─── Information shown ───
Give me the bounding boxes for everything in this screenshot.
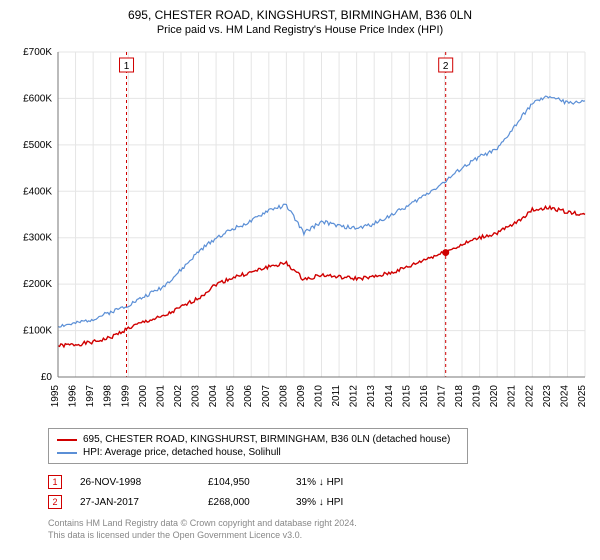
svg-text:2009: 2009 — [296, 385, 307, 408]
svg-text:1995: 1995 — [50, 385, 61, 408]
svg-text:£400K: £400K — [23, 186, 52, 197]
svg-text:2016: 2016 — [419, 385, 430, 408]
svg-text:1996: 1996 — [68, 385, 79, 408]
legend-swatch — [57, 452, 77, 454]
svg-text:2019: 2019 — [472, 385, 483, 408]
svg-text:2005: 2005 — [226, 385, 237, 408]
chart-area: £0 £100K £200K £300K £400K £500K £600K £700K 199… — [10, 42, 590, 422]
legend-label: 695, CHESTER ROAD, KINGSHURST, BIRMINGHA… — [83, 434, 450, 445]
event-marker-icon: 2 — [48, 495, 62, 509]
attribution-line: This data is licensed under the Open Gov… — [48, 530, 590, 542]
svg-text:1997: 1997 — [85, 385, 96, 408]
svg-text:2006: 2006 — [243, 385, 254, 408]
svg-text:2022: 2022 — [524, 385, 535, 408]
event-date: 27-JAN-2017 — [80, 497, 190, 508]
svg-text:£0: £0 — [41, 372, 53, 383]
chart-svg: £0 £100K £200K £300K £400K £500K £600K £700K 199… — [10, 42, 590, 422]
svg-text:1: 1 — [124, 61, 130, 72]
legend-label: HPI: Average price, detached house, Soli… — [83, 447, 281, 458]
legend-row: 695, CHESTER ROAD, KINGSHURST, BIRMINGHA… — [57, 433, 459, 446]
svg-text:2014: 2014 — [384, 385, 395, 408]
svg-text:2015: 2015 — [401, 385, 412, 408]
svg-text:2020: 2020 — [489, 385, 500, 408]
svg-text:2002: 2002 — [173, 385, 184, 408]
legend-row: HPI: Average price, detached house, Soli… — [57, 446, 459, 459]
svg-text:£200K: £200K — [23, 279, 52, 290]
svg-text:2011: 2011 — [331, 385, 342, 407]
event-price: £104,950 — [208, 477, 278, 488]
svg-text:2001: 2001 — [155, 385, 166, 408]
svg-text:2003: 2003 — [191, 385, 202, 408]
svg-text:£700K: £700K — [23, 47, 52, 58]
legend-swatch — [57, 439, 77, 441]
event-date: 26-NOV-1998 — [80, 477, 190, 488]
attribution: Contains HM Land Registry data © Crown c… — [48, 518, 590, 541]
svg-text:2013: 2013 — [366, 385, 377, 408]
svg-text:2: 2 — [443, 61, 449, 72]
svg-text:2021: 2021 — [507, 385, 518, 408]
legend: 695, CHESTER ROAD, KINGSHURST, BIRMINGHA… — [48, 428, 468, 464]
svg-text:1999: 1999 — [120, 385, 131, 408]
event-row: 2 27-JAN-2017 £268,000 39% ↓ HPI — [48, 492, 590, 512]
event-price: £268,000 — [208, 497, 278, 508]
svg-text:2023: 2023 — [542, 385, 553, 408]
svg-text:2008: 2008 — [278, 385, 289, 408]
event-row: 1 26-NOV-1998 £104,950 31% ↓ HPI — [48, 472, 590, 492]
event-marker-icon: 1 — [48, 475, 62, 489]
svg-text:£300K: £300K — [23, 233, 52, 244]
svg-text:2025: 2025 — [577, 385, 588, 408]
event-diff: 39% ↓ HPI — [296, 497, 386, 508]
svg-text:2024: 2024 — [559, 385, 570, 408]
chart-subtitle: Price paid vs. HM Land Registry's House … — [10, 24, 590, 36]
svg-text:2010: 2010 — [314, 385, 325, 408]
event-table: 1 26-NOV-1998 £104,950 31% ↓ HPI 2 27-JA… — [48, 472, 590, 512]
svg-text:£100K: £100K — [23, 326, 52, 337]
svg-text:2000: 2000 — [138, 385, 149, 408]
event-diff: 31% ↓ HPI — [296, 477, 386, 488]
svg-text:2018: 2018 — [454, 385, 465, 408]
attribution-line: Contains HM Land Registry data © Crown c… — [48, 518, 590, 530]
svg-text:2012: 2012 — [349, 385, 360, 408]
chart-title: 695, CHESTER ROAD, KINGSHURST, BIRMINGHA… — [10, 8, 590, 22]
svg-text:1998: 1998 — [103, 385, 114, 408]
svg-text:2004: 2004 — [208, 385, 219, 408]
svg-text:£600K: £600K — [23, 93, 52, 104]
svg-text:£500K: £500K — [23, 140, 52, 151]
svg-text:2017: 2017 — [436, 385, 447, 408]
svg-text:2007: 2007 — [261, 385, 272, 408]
───
─── Information shown ───
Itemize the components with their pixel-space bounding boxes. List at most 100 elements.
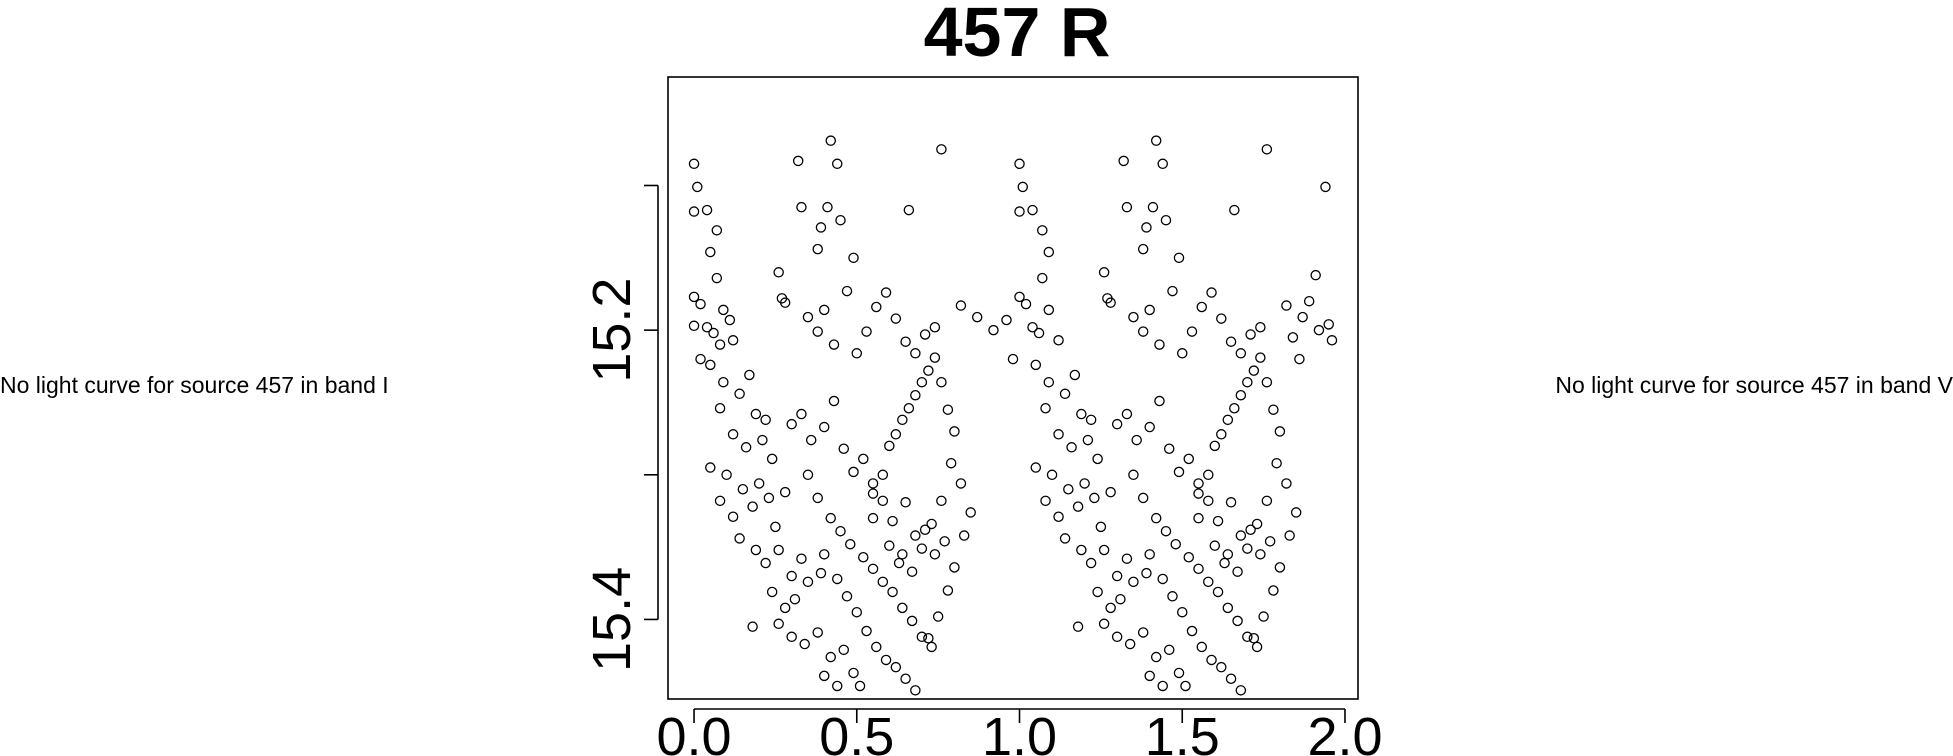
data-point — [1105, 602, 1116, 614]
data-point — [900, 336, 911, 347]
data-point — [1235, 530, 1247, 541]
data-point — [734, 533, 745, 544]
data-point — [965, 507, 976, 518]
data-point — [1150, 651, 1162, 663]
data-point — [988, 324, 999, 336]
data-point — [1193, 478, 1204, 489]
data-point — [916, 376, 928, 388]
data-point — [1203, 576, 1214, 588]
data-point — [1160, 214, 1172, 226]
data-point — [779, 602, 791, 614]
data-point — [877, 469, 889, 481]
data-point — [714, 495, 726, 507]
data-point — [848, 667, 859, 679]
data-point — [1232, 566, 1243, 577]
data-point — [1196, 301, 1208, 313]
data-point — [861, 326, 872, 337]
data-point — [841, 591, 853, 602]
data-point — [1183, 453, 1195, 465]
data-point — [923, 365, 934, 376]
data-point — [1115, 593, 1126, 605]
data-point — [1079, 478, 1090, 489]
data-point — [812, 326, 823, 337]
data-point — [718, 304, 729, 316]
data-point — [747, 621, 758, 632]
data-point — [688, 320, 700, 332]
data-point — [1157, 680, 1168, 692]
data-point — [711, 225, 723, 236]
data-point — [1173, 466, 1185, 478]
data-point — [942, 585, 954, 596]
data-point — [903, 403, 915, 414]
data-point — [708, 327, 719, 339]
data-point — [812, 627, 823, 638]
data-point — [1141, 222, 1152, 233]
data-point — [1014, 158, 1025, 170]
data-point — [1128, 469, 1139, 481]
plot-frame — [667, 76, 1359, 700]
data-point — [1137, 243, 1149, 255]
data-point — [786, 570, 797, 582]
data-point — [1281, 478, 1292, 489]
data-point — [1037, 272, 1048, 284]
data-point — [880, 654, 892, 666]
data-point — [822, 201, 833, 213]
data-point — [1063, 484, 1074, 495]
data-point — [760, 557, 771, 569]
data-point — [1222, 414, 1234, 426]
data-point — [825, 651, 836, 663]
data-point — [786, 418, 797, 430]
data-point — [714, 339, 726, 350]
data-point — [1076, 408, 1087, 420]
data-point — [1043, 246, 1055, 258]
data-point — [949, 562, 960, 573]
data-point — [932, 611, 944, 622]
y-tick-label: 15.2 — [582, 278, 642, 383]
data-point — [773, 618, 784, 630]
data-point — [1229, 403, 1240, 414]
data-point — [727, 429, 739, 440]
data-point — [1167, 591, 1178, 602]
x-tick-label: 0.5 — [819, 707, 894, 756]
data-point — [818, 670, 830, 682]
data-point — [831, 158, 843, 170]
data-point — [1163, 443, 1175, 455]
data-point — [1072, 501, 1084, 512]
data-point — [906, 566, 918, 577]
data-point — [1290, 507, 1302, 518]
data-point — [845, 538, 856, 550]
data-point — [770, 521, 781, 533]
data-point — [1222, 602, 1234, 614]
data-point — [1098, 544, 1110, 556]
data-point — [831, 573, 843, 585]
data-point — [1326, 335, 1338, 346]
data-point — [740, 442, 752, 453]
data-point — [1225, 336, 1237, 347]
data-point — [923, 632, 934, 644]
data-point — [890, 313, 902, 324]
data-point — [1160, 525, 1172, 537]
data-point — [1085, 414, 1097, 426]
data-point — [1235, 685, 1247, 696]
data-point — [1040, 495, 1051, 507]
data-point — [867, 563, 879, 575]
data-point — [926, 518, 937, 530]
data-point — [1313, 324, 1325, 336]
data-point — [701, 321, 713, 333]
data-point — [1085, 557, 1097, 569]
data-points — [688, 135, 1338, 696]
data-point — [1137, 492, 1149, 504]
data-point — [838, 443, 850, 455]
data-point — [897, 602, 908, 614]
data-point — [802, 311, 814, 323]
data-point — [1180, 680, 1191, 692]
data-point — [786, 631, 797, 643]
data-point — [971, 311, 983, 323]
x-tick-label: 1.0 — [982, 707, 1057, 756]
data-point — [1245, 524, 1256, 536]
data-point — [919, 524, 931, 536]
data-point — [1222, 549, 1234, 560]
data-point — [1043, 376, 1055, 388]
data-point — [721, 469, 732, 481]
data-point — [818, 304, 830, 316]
───
Could you return everything in the records from the line containing "svg-text:2009: 2009 — [296, 385, 307, 408]" down to the line containing "svg-text:2002: 2002 — [173, 385, 184, 408]", including both of those lines, copied verbatim?

Full response:
svg-text:2009: 2009 — [296, 385, 307, 408]
svg-text:1995: 1995 — [50, 385, 61, 408]
svg-text:£400K: £400K — [23, 186, 52, 197]
svg-text:2016: 2016 — [419, 385, 430, 408]
svg-text:1996: 1996 — [68, 385, 79, 408]
legend-swatch — [57, 452, 77, 454]
svg-text:2019: 2019 — [472, 385, 483, 408]
svg-text:2005: 2005 — [226, 385, 237, 408]
chart-area: £0 £100K £200K £300K £400K £500K £600K £700K 199… — [10, 42, 590, 422]
legend-label: 695, CHESTER ROAD, KINGSHURST, BIRMINGHA… — [83, 434, 450, 445]
event-marker-icon: 2 — [48, 495, 62, 509]
attribution-line: This data is licensed under the Open Gov… — [48, 530, 590, 542]
svg-text:1997: 1997 — [85, 385, 96, 408]
svg-text:2006: 2006 — [243, 385, 254, 408]
svg-text:2022: 2022 — [524, 385, 535, 408]
event-date: 27-JAN-2017 — [80, 497, 190, 508]
svg-text:£0: £0 — [41, 372, 53, 383]
chart-svg: £0 £100K £200K £300K £400K £500K £600K £700K 199… — [10, 42, 590, 422]
svg-text:1: 1 — [124, 61, 130, 72]
legend-label: HPI: Average price, detached house, Soli… — [83, 447, 281, 458]
legend-row: 695, CHESTER ROAD, KINGSHURST, BIRMINGHA… — [57, 433, 459, 446]
svg-text:2014: 2014 — [384, 385, 395, 408]
svg-text:2015: 2015 — [401, 385, 412, 408]
svg-text:2020: 2020 — [489, 385, 500, 408]
svg-text:2002: 2002 — [173, 385, 184, 408]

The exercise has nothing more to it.